Records that describe figures
□ □ □ □ □ □ □

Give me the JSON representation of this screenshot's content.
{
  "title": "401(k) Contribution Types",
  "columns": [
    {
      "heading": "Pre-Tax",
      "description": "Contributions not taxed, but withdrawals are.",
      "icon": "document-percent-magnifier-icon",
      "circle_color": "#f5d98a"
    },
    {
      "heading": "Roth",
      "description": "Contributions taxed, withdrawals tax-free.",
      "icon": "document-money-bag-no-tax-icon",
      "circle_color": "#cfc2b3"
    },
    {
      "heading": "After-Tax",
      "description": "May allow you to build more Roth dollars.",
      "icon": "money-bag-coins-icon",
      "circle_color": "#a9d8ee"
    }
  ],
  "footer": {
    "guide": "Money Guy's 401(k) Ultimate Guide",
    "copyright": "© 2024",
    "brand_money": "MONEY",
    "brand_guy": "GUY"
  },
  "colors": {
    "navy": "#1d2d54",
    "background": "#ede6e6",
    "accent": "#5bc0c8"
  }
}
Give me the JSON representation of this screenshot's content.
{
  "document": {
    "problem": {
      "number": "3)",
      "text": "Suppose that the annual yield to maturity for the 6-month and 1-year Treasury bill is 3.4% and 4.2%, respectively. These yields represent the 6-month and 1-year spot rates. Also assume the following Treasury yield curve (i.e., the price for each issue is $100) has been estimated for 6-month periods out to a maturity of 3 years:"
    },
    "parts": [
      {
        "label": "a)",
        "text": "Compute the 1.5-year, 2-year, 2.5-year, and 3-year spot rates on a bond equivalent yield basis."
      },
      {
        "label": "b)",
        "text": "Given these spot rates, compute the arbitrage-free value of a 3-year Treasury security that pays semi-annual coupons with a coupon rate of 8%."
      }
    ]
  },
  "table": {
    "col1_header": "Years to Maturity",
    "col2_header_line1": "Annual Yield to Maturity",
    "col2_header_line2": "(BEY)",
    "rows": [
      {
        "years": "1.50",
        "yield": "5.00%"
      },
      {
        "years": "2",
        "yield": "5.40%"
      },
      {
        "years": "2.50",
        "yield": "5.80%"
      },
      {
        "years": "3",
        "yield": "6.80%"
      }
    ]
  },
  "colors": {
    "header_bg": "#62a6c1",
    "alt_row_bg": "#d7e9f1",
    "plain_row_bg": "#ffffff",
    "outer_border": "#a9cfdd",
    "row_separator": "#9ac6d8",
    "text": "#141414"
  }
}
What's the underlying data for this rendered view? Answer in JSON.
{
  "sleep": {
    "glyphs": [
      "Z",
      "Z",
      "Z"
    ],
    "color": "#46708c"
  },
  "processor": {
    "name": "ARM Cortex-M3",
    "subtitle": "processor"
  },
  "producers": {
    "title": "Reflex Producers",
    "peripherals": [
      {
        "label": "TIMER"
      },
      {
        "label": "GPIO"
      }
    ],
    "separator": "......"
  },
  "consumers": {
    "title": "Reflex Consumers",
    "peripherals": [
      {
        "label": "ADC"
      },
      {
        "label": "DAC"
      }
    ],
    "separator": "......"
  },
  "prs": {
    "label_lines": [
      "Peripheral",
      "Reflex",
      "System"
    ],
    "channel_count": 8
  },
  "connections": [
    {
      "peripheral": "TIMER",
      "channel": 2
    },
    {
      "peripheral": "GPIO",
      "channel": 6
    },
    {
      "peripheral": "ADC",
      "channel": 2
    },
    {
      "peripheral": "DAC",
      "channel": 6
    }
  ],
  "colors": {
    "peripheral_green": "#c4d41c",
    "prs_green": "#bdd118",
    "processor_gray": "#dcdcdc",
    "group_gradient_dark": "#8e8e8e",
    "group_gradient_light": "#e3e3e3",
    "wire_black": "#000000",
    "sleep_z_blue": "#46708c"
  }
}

□ □ □ □ □ □ □

— WRITTEN PROBLEM —
Output the records exactly, including every line.

— THE OUTPUT —
Give me the JSON representation of this screenshot's content.
{
  "title": "401(k) Contribution Types",
  "columns": [
    {
      "heading": "Pre-Tax",
      "description": "Contributions not taxed, but withdrawals are.",
      "icon": "document-percent-magnifier-icon",
      "circle_color": "#f5d98a"
    },
    {
      "heading": "Roth",
      "description": "Contributions taxed, withdrawals tax-free.",
      "icon": "document-money-bag-no-tax-icon",
      "circle_color": "#cfc2b3"
    },
    {
      "heading": "After-Tax",
      "description": "May allow you to build more Roth dollars.",
      "icon": "money-bag-coins-icon",
      "circle_color": "#a9d8ee"
    }
  ],
  "footer": {
    "guide": "Money Guy's 401(k) Ultimate Guide",
    "copyright": "© 2024",
    "brand_money": "MONEY",
    "brand_guy": "GUY"
  },
  "colors": {
    "navy": "#1d2d54",
    "background": "#ede6e6",
    "accent": "#5bc0c8"
  }
}
Give me the JSON representation of this screenshot's content.
{
  "document": {
    "problem": {
      "number": "3)",
      "text": "Suppose that the annual yield to maturity for the 6-month and 1-year Treasury bill is 3.4% and 4.2%, respectively. These yields represent the 6-month and 1-year spot rates. Also assume the following Treasury yield curve (i.e., the price for each issue is $100) has been estimated for 6-month periods out to a maturity of 3 years:"
    },
    "parts": [
      {
        "label": "a)",
        "text": "Compute the 1.5-year, 2-year, 2.5-year, and 3-year spot rates on a bond equivalent yield basis."
      },
      {
        "label": "b)",
        "text": "Given these spot rates, compute the arbitrage-free value of a 3-year Treasury security that pays semi-annual coupons with a coupon rate of 8%."
      }
    ]
  },
  "table": {
    "col1_header": "Years to Maturity",
    "col2_header_line1": "Annual Yield to Maturity",
    "col2_header_line2": "(BEY)",
    "rows": [
      {
        "years": "1.50",
        "yield": "5.00%"
      },
      {
        "years": "2",
        "yield": "5.40%"
      },
      {
        "years": "2.50",
        "yield": "5.80%"
      },
      {
        "years": "3",
        "yield": "6.80%"
      }
    ]
  },
  "colors": {
    "header_bg": "#62a6c1",
    "alt_row_bg": "#d7e9f1",
    "plain_row_bg": "#ffffff",
    "outer_border": "#a9cfdd",
    "row_separator": "#9ac6d8",
    "text": "#141414"
  }
}
What's the underlying data for this rendered view? Answer in JSON.
{
  "sleep": {
    "glyphs": [
      "Z",
      "Z",
      "Z"
    ],
    "color": "#46708c"
  },
  "processor": {
    "name": "ARM Cortex-M3",
    "subtitle": "processor"
  },
  "producers": {
    "title": "Reflex Producers",
    "peripherals": [
      {
        "label": "TIMER"
      },
      {
        "label": "GPIO"
      }
    ],
    "separator": "......"
  },
  "consumers": {
    "title": "Reflex Consumers",
    "peripherals": [
      {
        "label": "ADC"
      },
      {
        "label": "DAC"
      }
    ],
    "separator": "......"
  },
  "prs": {
    "label_lines": [
      "Peripheral",
      "Reflex",
      "System"
    ],
    "channel_count": 8
  },
  "connections": [
    {
      "peripheral": "TIMER",
      "channel": 2
    },
    {
      "peripheral": "GPIO",
      "channel": 6
    },
    {
      "peripheral": "ADC",
      "channel": 2
    },
    {
      "peripheral": "DAC",
      "channel": 6
    }
  ],
  "colors": {
    "peripheral_green": "#c4d41c",
    "prs_green": "#bdd118",
    "processor_gray": "#dcdcdc",
    "group_gradient_dark": "#8e8e8e",
    "group_gradient_light": "#e3e3e3",
    "wire_black": "#000000",
    "sleep_z_blue": "#46708c"
  }
}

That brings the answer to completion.